• Task directions: For the material that follows, list every line containing the word "本小题满分".

## begin Stored data

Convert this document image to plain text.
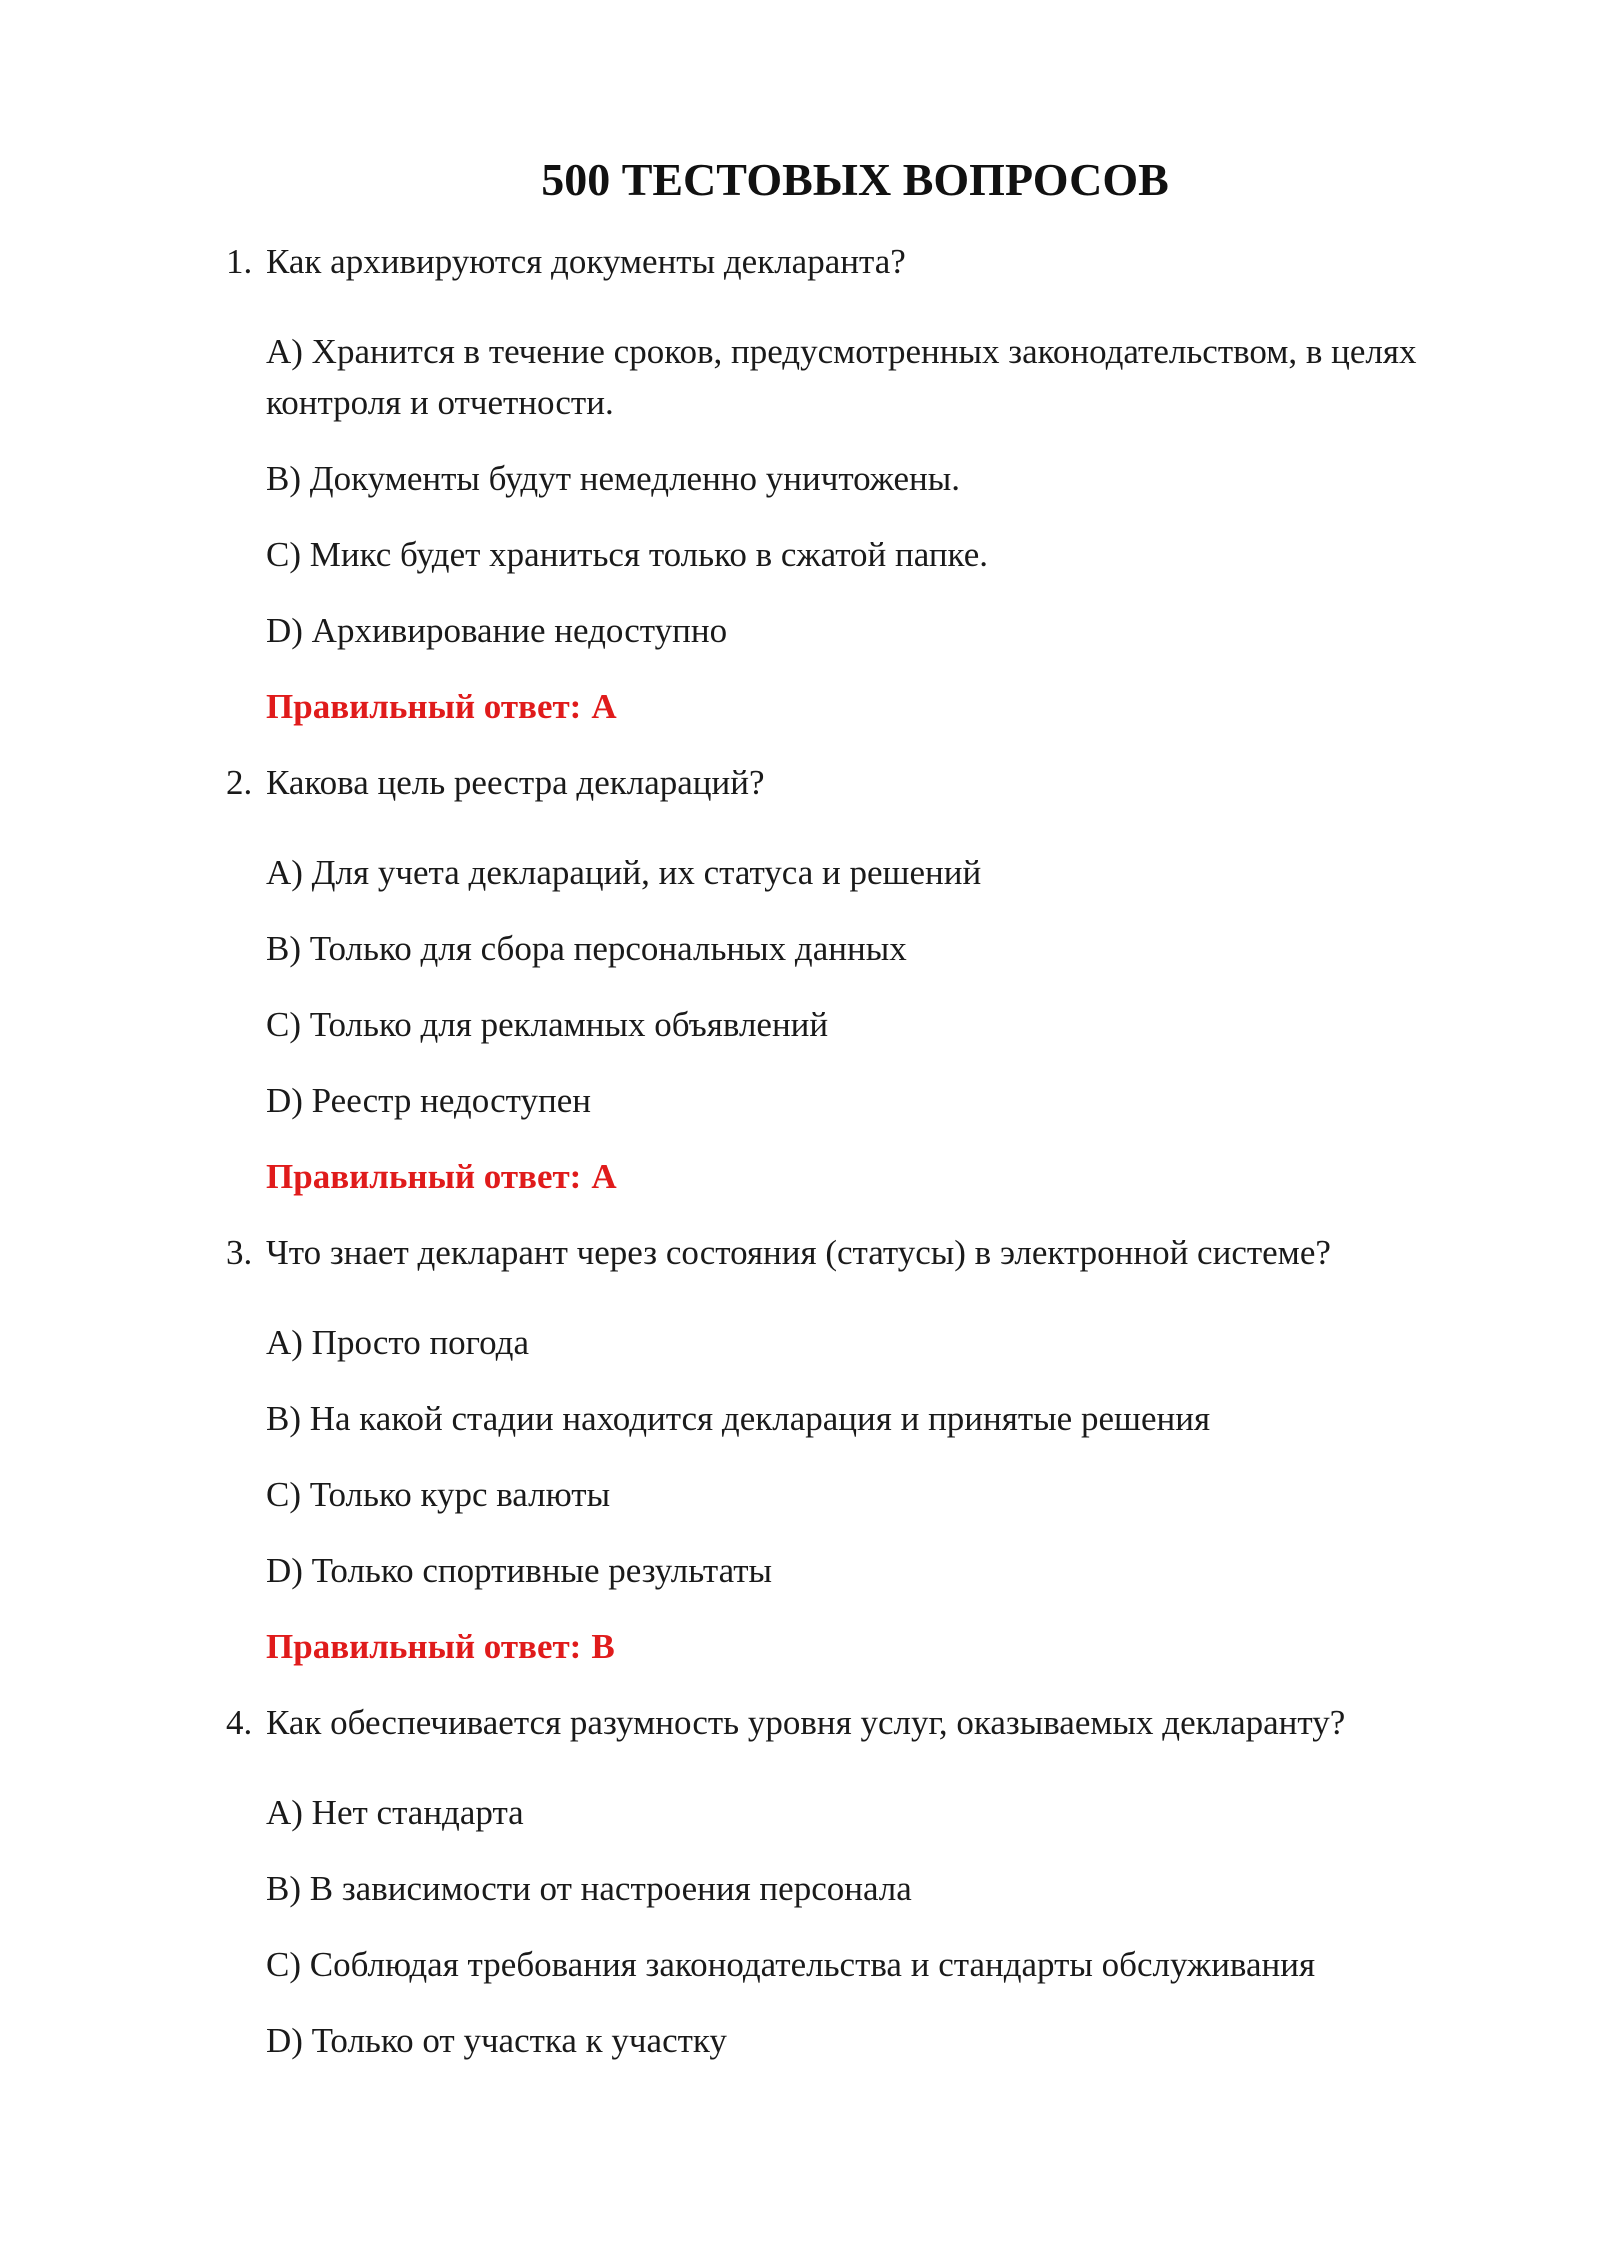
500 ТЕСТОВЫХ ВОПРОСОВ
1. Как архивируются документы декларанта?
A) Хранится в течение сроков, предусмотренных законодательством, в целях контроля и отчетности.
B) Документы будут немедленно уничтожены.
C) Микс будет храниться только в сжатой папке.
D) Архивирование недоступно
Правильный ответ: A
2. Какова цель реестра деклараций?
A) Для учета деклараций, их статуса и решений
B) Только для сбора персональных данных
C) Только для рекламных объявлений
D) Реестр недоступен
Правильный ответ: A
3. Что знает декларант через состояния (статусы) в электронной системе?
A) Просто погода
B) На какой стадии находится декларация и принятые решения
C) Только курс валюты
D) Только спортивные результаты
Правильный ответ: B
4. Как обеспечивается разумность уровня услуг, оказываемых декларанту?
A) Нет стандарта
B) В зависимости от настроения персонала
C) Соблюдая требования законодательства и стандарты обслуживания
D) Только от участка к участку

## end Stored data
## begin Stored data

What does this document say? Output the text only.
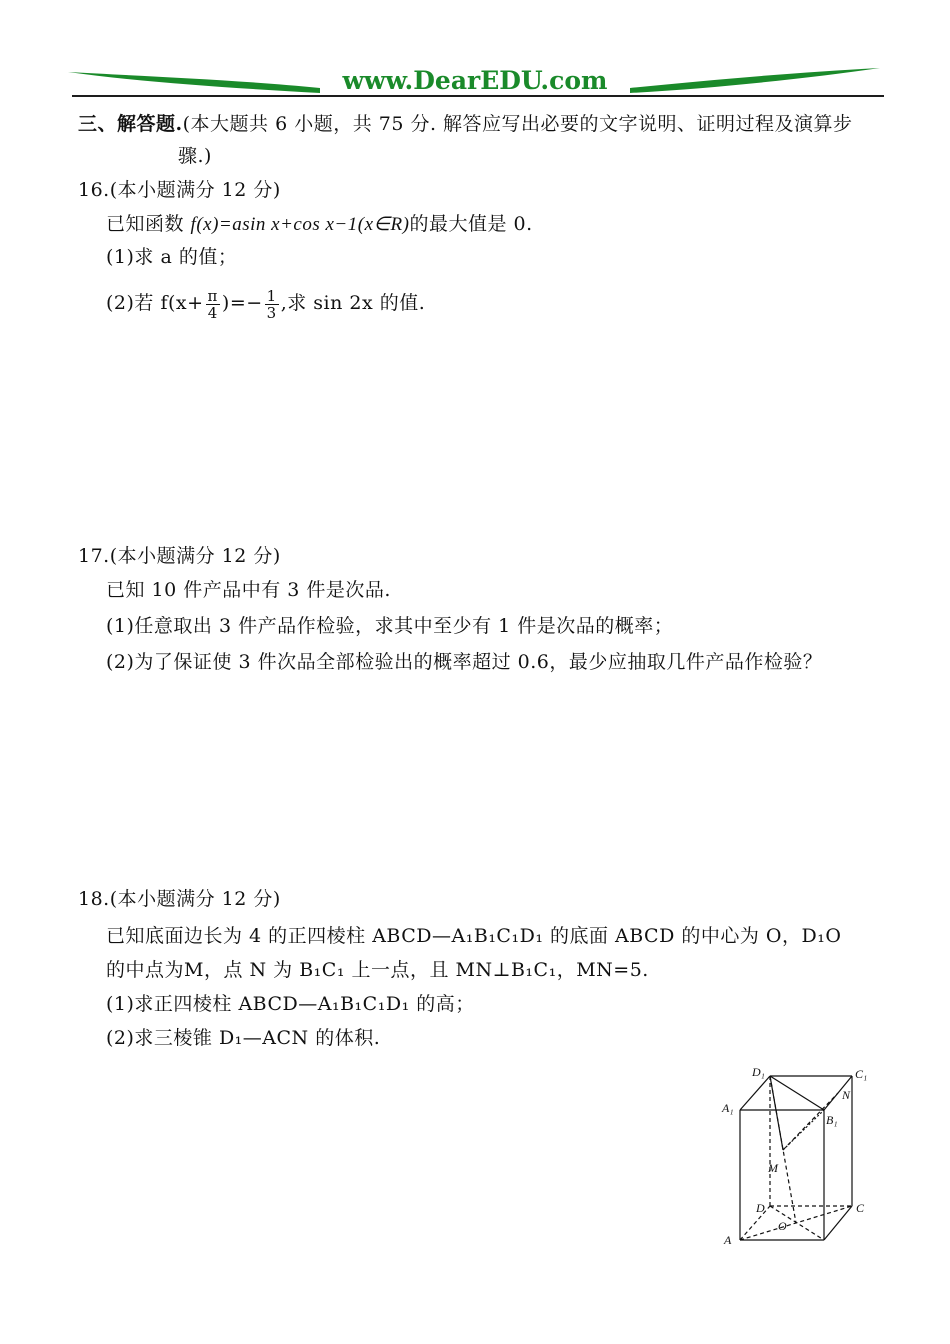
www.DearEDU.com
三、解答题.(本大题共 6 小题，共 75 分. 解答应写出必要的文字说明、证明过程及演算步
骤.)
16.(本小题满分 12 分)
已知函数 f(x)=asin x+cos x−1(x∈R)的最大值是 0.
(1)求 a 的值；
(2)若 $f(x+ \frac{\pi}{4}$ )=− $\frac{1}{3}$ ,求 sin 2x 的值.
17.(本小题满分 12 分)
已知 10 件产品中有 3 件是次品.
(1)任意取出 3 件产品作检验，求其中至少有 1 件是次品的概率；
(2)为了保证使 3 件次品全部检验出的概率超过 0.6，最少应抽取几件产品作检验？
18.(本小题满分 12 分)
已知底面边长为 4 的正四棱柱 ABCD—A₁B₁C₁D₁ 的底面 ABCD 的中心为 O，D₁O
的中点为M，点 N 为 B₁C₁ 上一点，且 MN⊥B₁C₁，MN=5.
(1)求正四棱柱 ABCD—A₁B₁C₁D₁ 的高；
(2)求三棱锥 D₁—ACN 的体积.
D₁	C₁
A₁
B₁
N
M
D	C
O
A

## end Stored data

• Task result:
16.(本小题满分 12 分)
17.(本小题满分 12 分)
18.(本小题满分 12 分)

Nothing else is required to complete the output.